# START OF DATA ENTRIES

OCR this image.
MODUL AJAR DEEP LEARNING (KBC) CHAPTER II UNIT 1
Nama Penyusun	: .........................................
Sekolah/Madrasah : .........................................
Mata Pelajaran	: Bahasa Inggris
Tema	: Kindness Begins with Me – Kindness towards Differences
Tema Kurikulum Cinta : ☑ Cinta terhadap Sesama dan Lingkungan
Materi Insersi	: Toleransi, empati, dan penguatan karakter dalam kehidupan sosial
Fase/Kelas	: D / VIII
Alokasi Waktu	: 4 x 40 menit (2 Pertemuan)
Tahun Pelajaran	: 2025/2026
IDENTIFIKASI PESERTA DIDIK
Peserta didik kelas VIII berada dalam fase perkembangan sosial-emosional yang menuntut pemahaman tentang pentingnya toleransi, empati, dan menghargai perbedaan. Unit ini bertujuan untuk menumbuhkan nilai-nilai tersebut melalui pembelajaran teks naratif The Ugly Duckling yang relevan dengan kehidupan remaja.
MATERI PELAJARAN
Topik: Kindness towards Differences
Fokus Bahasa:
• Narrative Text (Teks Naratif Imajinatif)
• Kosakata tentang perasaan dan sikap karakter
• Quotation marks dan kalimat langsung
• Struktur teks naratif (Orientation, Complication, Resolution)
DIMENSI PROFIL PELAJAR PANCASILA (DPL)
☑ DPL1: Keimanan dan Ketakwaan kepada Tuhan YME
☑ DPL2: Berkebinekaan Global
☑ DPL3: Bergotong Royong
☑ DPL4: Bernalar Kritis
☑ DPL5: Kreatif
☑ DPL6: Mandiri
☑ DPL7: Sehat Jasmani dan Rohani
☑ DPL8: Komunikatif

# END OF DATA ENTRIES

**TASK DESCRIPTION:** Exactly reproduce the material above.

**RESULT OF THIS EXERCISE:**
OCR this image.
MODUL AJAR DEEP LEARNING (KBC) CHAPTER II UNIT 1
Nama Penyusun	: .........................................
Sekolah/Madrasah : .........................................
Mata Pelajaran	: Bahasa Inggris
Tema	: Kindness Begins with Me – Kindness towards Differences
Tema Kurikulum Cinta : ☑ Cinta terhadap Sesama dan Lingkungan
Materi Insersi	: Toleransi, empati, dan penguatan karakter dalam kehidupan sosial
Fase/Kelas	: D / VIII
Alokasi Waktu	: 4 x 40 menit (2 Pertemuan)
Tahun Pelajaran	: 2025/2026
IDENTIFIKASI PESERTA DIDIK
Peserta didik kelas VIII berada dalam fase perkembangan sosial-emosional yang menuntut pemahaman tentang pentingnya toleransi, empati, dan menghargai perbedaan. Unit ini bertujuan untuk menumbuhkan nilai-nilai tersebut melalui pembelajaran teks naratif The Ugly Duckling yang relevan dengan kehidupan remaja.
MATERI PELAJARAN
Topik: Kindness towards Differences
Fokus Bahasa:
• Narrative Text (Teks Naratif Imajinatif)
• Kosakata tentang perasaan dan sikap karakter
• Quotation marks dan kalimat langsung
• Struktur teks naratif (Orientation, Complication, Resolution)
DIMENSI PROFIL PELAJAR PANCASILA (DPL)
☑ DPL1: Keimanan dan Ketakwaan kepada Tuhan YME
☑ DPL2: Berkebinekaan Global
☑ DPL3: Bergotong Royong
☑ DPL4: Bernalar Kritis
☑ DPL5: Kreatif
☑ DPL6: Mandiri
☑ DPL7: Sehat Jasmani dan Rohani
☑ DPL8: Komunikatif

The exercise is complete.